### EXERCISE DIRECTIONS
Extract every line that contains the string "image".

[Begin PROVIDED RECORDS]

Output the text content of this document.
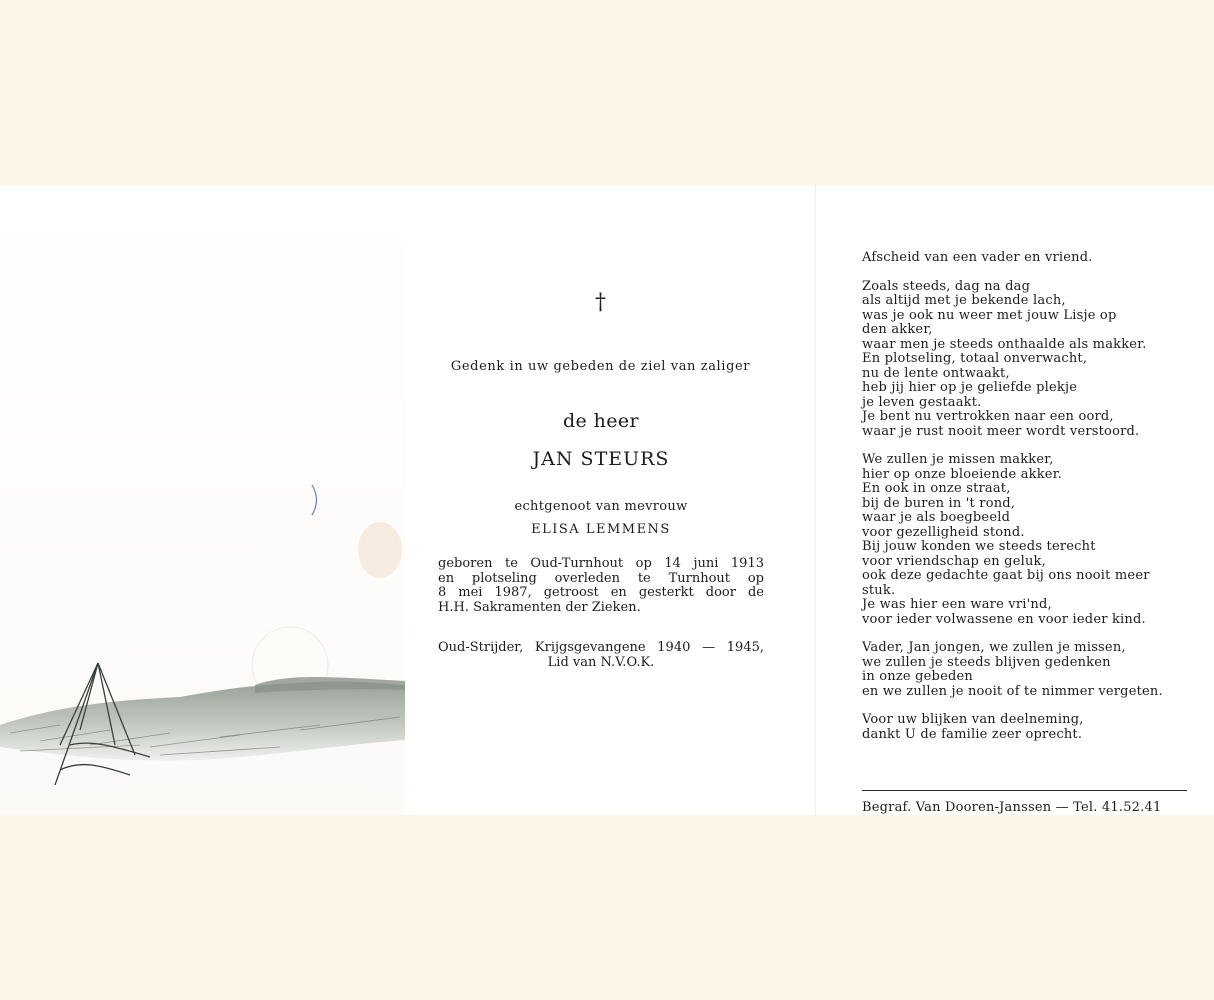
†
Gedenk in uw gebeden de ziel van zaliger
de heer
JAN STEURS
echtgenoot van mevrouw
ELISA LEMMENS
geboren te Oud-Turnhout op 14 juni 1913
en plotseling overleden te Turnhout op
8 mei 1987, getroost en gesterkt door de
H.H. Sakramenten der Zieken.
Oud-Strijder, Krijgsgevangene 1940 — 1945,
Lid van N.V.O.K.
Afscheid van een vader en vriend.
Zoals steeds, dag na dag
als altijd met je bekende lach,
was je ook nu weer met jouw Lisje op
den akker,
waar men je steeds onthaalde als makker.
En plotseling, totaal onverwacht,
nu de lente ontwaakt,
heb jij hier op je geliefde plekje
je leven gestaakt.
Je bent nu vertrokken naar een oord,
waar je rust nooit meer wordt verstoord.
We zullen je missen makker,
hier op onze bloeiende akker.
En ook in onze straat,
bij de buren in 't rond,
waar je als boegbeeld
voor gezelligheid stond.
Bij jouw konden we steeds terecht
voor vriendschap en geluk,
ook deze gedachte gaat bij ons nooit meer
stuk.
Je was hier een ware vri'nd,
voor ieder volwassene en voor ieder kind.
Vader, Jan jongen, we zullen je missen,
we zullen je steeds blijven gedenken
in onze gebeden
en we zullen je nooit of te nimmer vergeten.
Voor uw blijken van deelneming,
dankt U de familie zeer oprecht.
Begraf. Van Dooren-Janssen — Tel. 41.52.41
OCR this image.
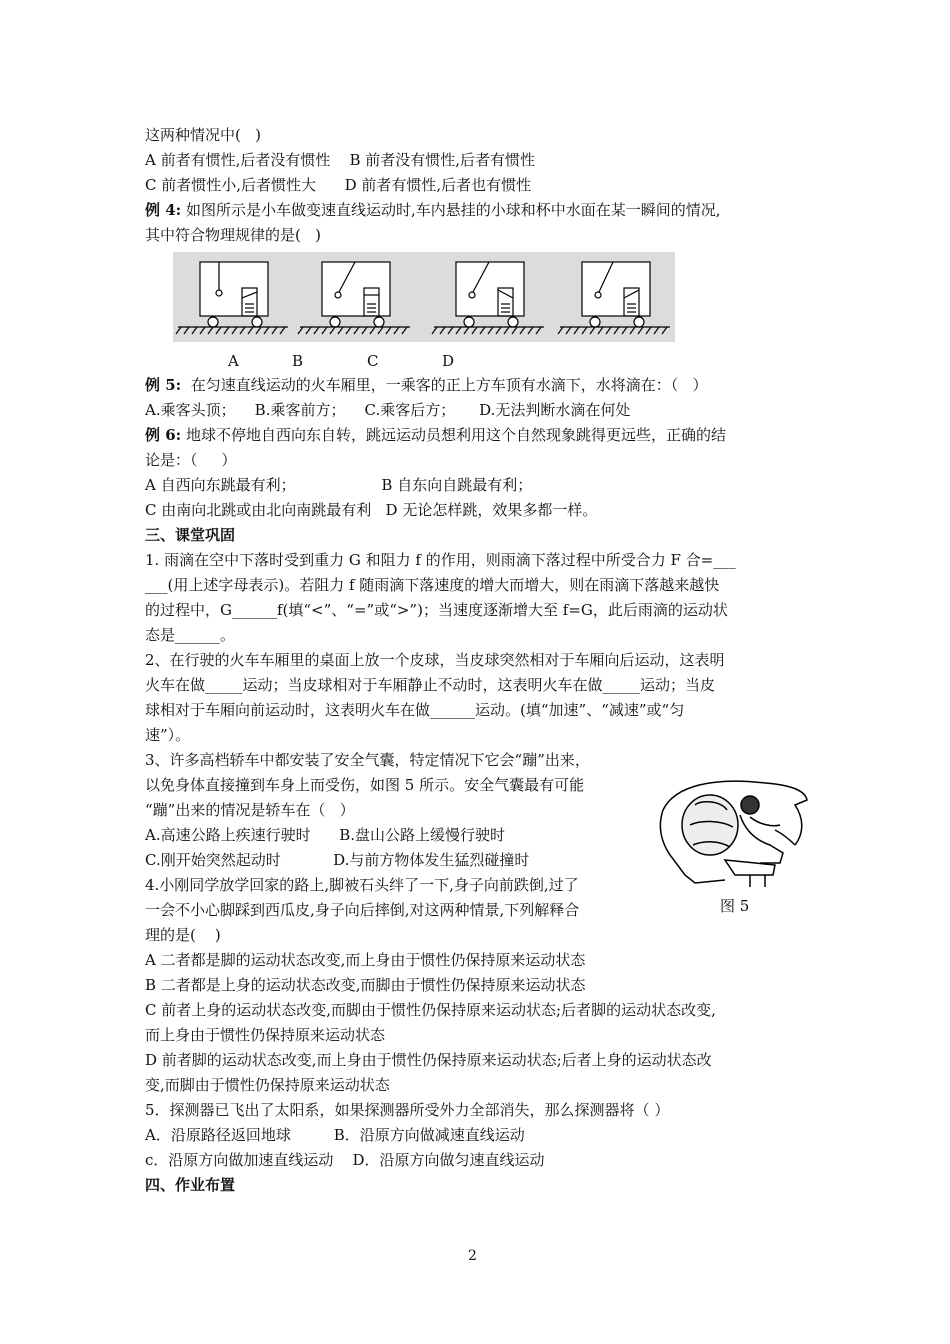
这两种情况中(   )
A 前者有惯性,后者没有惯性    B 前者没有惯性,后者有惯性
C 前者惯性小,后者惯性大      D 前者有惯性,后者也有惯性
例 4: 如图所示是小车做变速直线运动时,车内悬挂的小球和杯中水面在某一瞬间的情况,
其中符合物理规律的是(   )
A	B	C	D
例 5:  在匀速直线运动的火车厢里，一乘客的正上方车顶有水滴下，水将滴在：（   ）
A.乘客头顶；    B.乘客前方；    C.乘客后方；     D.无法判断水滴在何处
例 6: 地球不停地自西向东自转，跳远运动员想利用这个自然现象跳得更远些，正确的结
论是：（     ）
A 自西向东跳最有利；                  B 自东向自跳最有利；
C 由南向北跳或由北向南跳最有利   D 无论怎样跳，效果多都一样。
三、课堂巩固
1. 雨滴在空中下落时受到重力 G 和阻力 f 的作用，则雨滴下落过程中所受合力 F 合=___
___(用上述字母表示)。若阻力 f 随雨滴下落速度的增大而增大，则在雨滴下落越来越快
的过程中，G______f(填“<”、“=”或“>”)；当速度逐渐增大至 f=G，此后雨滴的运动状
态是______。
2、在行驶的火车车厢里的桌面上放一个皮球，当皮球突然相对于车厢向后运动，这表明
火车在做_____运动；当皮球相对于车厢静止不动时，这表明火车在做_____运动；当皮
球相对于车厢向前运动时，这表明火车在做______运动。(填“加速”、“减速”或“匀
速”）。
3、许多高档轿车中都安装了安全气囊，特定情况下它会“蹦”出来，
以免身体直接撞到车身上而受伤，如图 5 所示。安全气囊最有可能
“蹦”出来的情况是轿车在（   ）
A.高速公路上疾速行驶时      B.盘山公路上缓慢行驶时
C.刚开始突然起动时           D.与前方物体发生猛烈碰撞时
4.小刚同学放学回家的路上,脚被石头绊了一下,身子向前跌倒,过了
一会不小心脚踩到西瓜皮,身子向后摔倒,对这两种情景,下列解释合
理的是(    )
A 二者都是脚的运动状态改变,而上身由于惯性仍保持原来运动状态
B 二者都是上身的运动状态改变,而脚由于惯性仍保持原来运动状态
C 前者上身的运动状态改变,而脚由于惯性仍保持原来运动状态;后者脚的运动状态改变,
而上身由于惯性仍保持原来运动状态
D 前者脚的运动状态改变,而上身由于惯性仍保持原来运动状态;后者上身的运动状态改
变,而脚由于惯性仍保持原来运动状态
5．探测器已飞出了太阳系，如果探测器所受外力全部消失，那么探测器将（ ）
A．沿原路径返回地球         B．沿原方向做减速直线运动
c．沿原方向做加速直线运动    D．沿原方向做匀速直线运动
四、作业布置
图 5
2
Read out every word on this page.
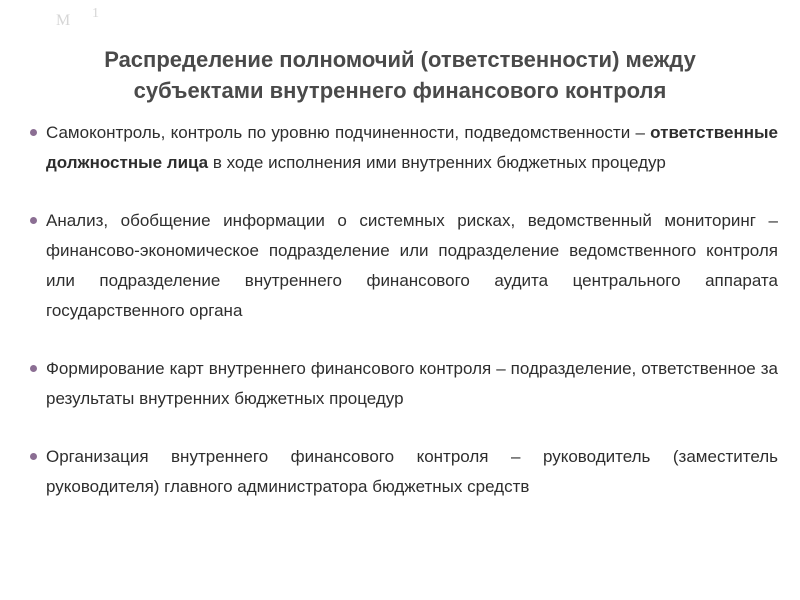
M 1
Распределение полномочий (ответственности) между
субъектами внутреннего финансового контроля
Самоконтроль, контроль по уровню подчиненности, подведомственности – ответственные должностные лица в ходе исполнения ими внутренних бюджетных процедур
Анализ, обобщение информации о системных рисках, ведомственный мониторинг – финансово-экономическое подразделение или подразделение ведомственного контроля или подразделение внутреннего финансового аудита центрального аппарата государственного органа
Формирование карт внутреннего финансового контроля – подразделение, ответственное за результаты внутренних бюджетных процедур
Организация внутреннего финансового контроля – руководитель (заместитель руководителя) главного администратора бюджетных средств
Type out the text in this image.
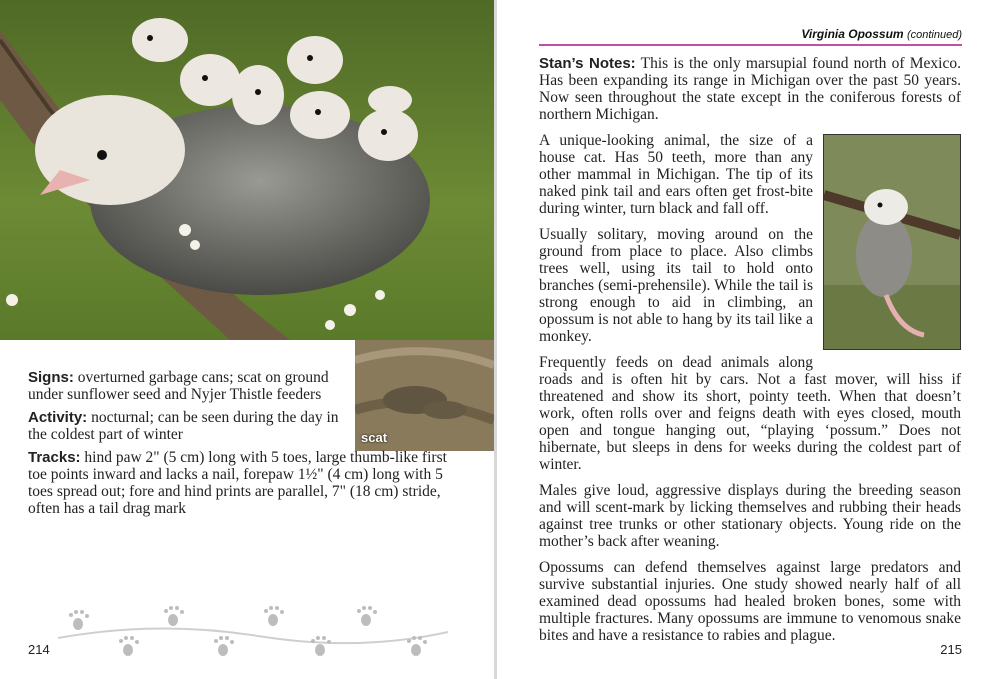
scat

Signs: overturned garbage cans; scat on ground under sunflower seed and Nyjer Thistle feeders

Activity: nocturnal; can be seen during the day in the coldest part of winter

Tracks: hind paw 2" (5 cm) long with 5 toes, large thumb-like first toe points inward and lacks a nail, forepaw 1½" (4 cm) long with 5 toes spread out; fore and hind prints are parallel, 7" (18 cm) stride, often has a tail drag mark

214
Virginia Opossum (continued)

Stan’s Notes: This is the only marsupial found north of Mexico. Has been expanding its range in Michigan over the past 50 years. Now seen throughout the state except in the coniferous forests of northern Michigan.

A unique-looking animal, the size of a house cat. Has 50 teeth, more than any other mammal in Michigan. The tip of its naked pink tail and ears often get frost-bite during winter, turn black and fall off.

Usually solitary, moving around on the ground from place to place. Also climbs trees well, using its tail to hold onto branches (semi-prehensile). While the tail is strong enough to aid in climbing, an opossum is not able to hang by its tail like a monkey.

Frequently feeds on dead animals along roads and is often hit by cars. Not a fast mover, will hiss if threatened and show its short, pointy teeth. When that doesn’t work, often rolls over and feigns death with eyes closed, mouth open and tongue hanging out, “playing ‘possum.” Does not hibernate, but sleeps in dens for weeks during the coldest part of winter.

Males give loud, aggressive displays during the breeding season and will scent-mark by licking themselves and rubbing their heads against tree trunks or other stationary objects. Young ride on the mother’s back after weaning.

Opossums can defend themselves against large predators and survive substantial injuries. One study showed nearly half of all examined dead opossums had healed broken bones, some with multiple fractures. Many opossums are immune to venomous snake bites and have a resistance to rabies and plague.

215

[End PROVIDED RECORDS]

### ANSWER FOR THIS EXERCISE
OCR this image.
Type out the text in this image.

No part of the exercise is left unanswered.